- [AUFGABE 1]: Sammle alle Zeilen der Auflistung, in denen die Zeichenfolge „indicator“ vorkommt.

- [ZITIERTER AUSZUG]:
Ich verwende Üblicherweise  AC4 Schütze  weil der FU zwar Strommäßig nicht so belastend ist wie beim Direktstart oder so aber bei bestimmten Anwendungsfällen ja doch der Eingang stark belastet wird ! 

Aber wir reden doch von der Netzeinspeisung also L1 bis 3  in den Eingang des Frequenzumrichters mit  400 V 

MfG.


----------



## Bernd2200 (5 September 2009)

Hallo LONG JOHN MCT,

der Umrichter hat 55kW.

Ganz genau, es geht um das Schütz vor dem FU Eingang L1 bis L3.

Mir geht es im wesentlichen aber ganz allgemein darum, ob für Netzschütze eine bestimmt Zuordnungsart vorgeschrieben ist. 

Unter Zuordnungsart verstehe ich z.B. folgendes:
http://www.schaltungsbuch.de/drives014.html

Gruß
Bernd


----------



## Martin2009 (6 September 2009)

Ja Du hast recht. Es ist die Einspeisung L1/L2/L3.

- [Daten zur Box-Annotation]:
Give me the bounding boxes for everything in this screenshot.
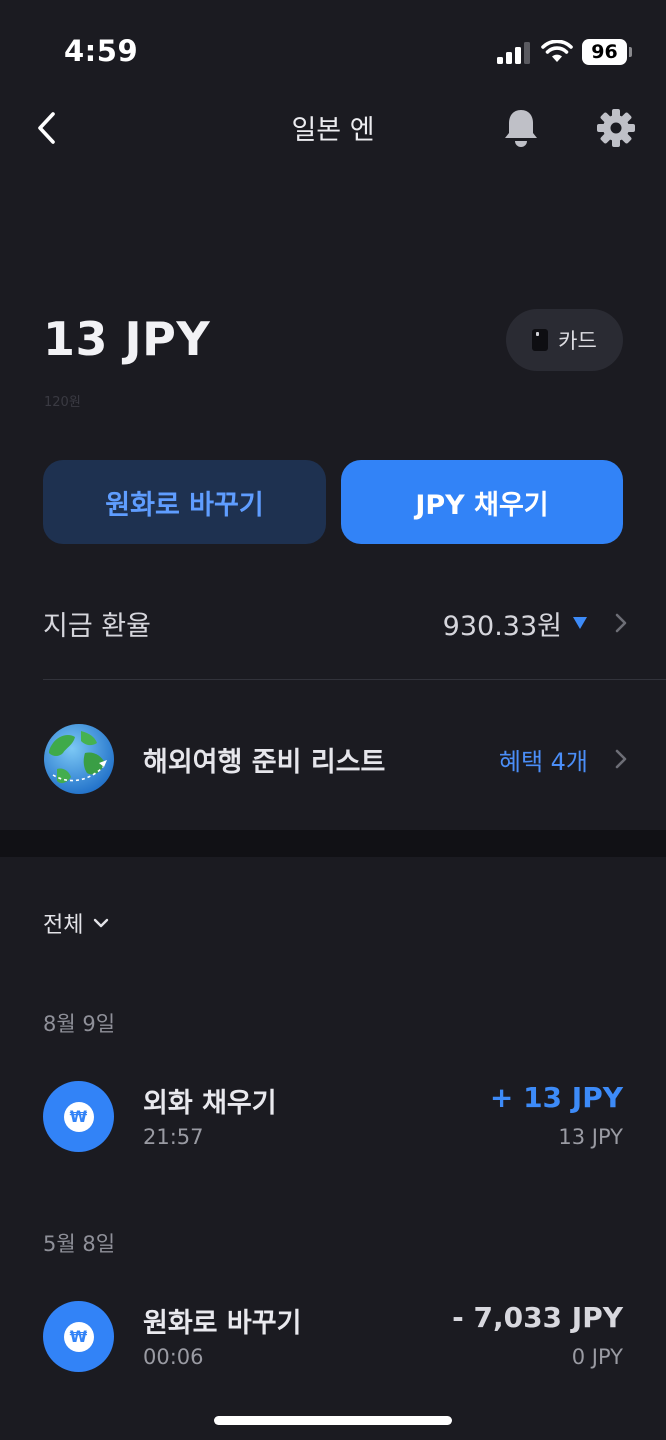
balance-krw-value: 120원 <box>44 395 81 410</box>
notifications-button[interactable] <box>498 104 544 152</box>
globe-icon <box>44 724 114 794</box>
cellular-signal-icon <box>497 42 530 64</box>
transaction-balance: 13 JPY <box>558 1125 623 1149</box>
card-icon <box>532 329 549 351</box>
bell-icon <box>505 110 537 147</box>
date-header: 8월 9일 <box>43 1012 116 1036</box>
transaction-filter-dropdown[interactable]: 전체 <box>43 906 109 940</box>
triangle-down-icon <box>573 617 587 629</box>
chevron-right-icon <box>615 749 627 769</box>
transaction-item[interactable]: ₩ 원화로 바꾸기 00:06 - 7,033 JPY 0 JPY <box>43 1301 623 1375</box>
won-icon: ₩ <box>43 1301 114 1372</box>
wifi-icon <box>541 40 573 62</box>
balance-amount: 13 JPY <box>43 312 211 366</box>
home-indicator[interactable] <box>214 1416 452 1425</box>
won-symbol: ₩ <box>63 1321 94 1352</box>
chevron-right-icon <box>615 613 627 633</box>
date-header: 5월 8일 <box>43 1232 116 1256</box>
exchange-rate-row[interactable]: 지금 환율 930.33원 <box>43 592 628 654</box>
battery-indicator: 96 <box>582 39 632 65</box>
screen: 4:59 96 일본 엔 13 JPY 120원 카드 원화로 바꾸기 JPY … <box>0 0 666 1440</box>
chevron-left-icon <box>38 112 55 144</box>
battery-level: 96 <box>591 41 618 63</box>
charge-jpy-button[interactable]: JPY 채우기 <box>341 460 623 544</box>
status-bar: 4:59 96 <box>0 0 666 100</box>
exchange-rate-label: 지금 환율 <box>43 610 151 642</box>
benefit-count: 혜택 4개 <box>498 747 588 776</box>
status-time: 4:59 <box>64 34 139 68</box>
chevron-down-icon <box>94 918 109 928</box>
card-button[interactable]: 카드 <box>506 309 623 371</box>
travel-checklist-row[interactable]: 해외여행 준비 리스트 혜택 4개 <box>43 722 628 796</box>
card-button-label: 카드 <box>558 329 597 353</box>
transaction-time: 21:57 <box>143 1125 204 1149</box>
convert-to-krw-button[interactable]: 원화로 바꾸기 <box>43 460 326 544</box>
battery-cap <box>629 47 632 57</box>
transaction-balance: 0 JPY <box>571 1345 623 1369</box>
transaction-time: 00:06 <box>143 1345 204 1369</box>
filter-label: 전체 <box>43 913 84 938</box>
transaction-item[interactable]: ₩ 외화 채우기 21:57 + 13 JPY 13 JPY <box>43 1081 623 1155</box>
transaction-amount: - 7,033 JPY <box>452 1301 623 1334</box>
divider <box>43 679 666 680</box>
transaction-amount: + 13 JPY <box>489 1081 623 1114</box>
section-separator <box>0 830 666 857</box>
exchange-rate-value: 930.33원 <box>442 610 562 642</box>
transaction-title: 외화 채우기 <box>143 1088 277 1119</box>
page-title: 일본 엔 <box>291 115 375 146</box>
won-icon: ₩ <box>43 1081 114 1152</box>
settings-button[interactable] <box>592 104 640 152</box>
back-button[interactable] <box>26 106 66 150</box>
won-symbol: ₩ <box>63 1101 94 1132</box>
travel-checklist-label: 해외여행 준비 리스트 <box>143 746 386 778</box>
transaction-title: 원화로 바꾸기 <box>143 1308 302 1339</box>
gear-icon <box>597 109 635 147</box>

- [AUFGABE 2]: Schreib die Forumsdiskussion zum Netzschütz vor dem Frequenzumrichter nach ihrem letzten Satz weiter.

- [AUSGABE 1]:
home-indicator[interactable] <box>214 1416 452 1425</box>
battery-indicator: 96 <box>582 39 632 65</box>

- [AUSGABE 2]:
Ich werde morgen mal die Daten aufschreiben. Vielleicht haben wir dann eine bessere Grundlage. Ich würde mich freuen.


----------



## HBL (6 September 2009)

Hallo Bernd

In keiner Norm wird eine bestimmte Zuordnungsklasse, oder auch Koordinationsklasse genannt, verlangt. Die Auswahl der der einen oder andern Klasse wird lediglich durch die Verfügbarkeit der Anlage im Fehlerfalle, namentlich hier im Kurzschlussfall, bestimmt.

In der Regel müssen, wenn Koordinationsklasse 2 verlangt wird, Komponenten mit einer Leistungsstufe höher als normal verwendet werden. Die genauen Komponentendaten bestimmt jedoch der Hersteller derselben.

Die Angaben AC1 bis ACn, und DC1 bis DCn sind Gebrauchskategorien. Diese sagen aus, für welche der zu schaltenden Apparate und Geräte die ausgewählten Komponenten geeignet sind.

Im Gegensatz dazu wird in der Koordinationsklasse das mech, Verhalten der Komponenten im Kurzschlussfall festgelegt.

In *Koordinationsklasse 1* ist unter anderem festgelegt, die Komponente muss im Kurzschlussfall für weiteren Betrieb ohne Reparatur nicht geeignet sein.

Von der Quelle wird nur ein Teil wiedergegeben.